Extracted records:
[Start]
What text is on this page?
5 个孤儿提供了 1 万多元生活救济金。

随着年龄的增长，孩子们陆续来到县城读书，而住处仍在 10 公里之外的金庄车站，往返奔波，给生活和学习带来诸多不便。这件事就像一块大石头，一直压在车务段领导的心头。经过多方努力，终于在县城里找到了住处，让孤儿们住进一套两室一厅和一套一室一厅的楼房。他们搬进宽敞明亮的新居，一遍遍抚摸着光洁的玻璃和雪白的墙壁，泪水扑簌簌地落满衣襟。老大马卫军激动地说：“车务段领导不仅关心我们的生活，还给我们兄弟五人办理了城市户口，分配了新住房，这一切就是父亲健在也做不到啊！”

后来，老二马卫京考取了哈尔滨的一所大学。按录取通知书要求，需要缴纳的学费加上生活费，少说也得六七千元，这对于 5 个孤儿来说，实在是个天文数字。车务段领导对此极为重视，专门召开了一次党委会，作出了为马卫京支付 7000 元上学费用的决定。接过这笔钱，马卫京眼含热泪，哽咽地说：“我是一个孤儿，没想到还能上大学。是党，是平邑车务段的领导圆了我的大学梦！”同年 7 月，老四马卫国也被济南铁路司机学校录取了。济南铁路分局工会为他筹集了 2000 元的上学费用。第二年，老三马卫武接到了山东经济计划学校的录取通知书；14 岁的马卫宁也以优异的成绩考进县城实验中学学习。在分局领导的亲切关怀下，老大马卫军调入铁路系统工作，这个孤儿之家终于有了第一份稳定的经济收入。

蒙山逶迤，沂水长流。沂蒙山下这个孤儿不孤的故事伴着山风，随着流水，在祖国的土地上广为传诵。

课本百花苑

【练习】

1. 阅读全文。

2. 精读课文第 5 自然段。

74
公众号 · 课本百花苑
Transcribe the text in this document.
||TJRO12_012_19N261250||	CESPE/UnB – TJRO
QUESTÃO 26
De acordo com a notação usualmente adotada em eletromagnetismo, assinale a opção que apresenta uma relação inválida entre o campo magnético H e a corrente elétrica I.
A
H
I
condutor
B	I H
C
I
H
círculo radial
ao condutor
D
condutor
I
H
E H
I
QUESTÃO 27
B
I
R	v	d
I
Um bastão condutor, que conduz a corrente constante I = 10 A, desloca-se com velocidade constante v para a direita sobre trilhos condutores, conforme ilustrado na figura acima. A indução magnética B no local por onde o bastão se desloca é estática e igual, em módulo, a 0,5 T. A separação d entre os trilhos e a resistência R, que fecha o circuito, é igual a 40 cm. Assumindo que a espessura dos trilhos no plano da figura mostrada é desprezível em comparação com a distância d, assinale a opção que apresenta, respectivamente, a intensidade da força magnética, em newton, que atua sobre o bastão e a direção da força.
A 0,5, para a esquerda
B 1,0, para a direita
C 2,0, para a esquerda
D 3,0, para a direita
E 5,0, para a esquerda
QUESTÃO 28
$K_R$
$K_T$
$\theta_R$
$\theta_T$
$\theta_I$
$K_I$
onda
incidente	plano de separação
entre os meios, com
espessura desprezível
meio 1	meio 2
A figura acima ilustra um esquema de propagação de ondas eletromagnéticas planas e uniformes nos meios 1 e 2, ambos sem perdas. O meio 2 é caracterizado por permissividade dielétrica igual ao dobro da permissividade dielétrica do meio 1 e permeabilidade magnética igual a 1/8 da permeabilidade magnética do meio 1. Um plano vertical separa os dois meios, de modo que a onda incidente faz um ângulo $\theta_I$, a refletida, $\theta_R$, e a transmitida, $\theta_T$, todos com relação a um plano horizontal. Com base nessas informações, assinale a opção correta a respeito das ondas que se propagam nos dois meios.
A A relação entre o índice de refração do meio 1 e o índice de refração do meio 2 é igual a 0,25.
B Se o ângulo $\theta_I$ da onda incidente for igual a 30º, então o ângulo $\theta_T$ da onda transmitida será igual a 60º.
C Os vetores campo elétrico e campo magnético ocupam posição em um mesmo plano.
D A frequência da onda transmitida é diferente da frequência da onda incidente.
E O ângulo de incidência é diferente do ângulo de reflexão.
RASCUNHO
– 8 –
[End]
The exercise:
Filter the data for the string "campo" and copy every line that has it.

The output:
De acordo com a notação usualmente adotada em eletromagnetismo, assinale a opção que apresenta uma relação inválida entre o campo magnético H e a corrente elétrica I.
C Os vetores campo elétrico e campo magnético ocupam posição em um mesmo plano.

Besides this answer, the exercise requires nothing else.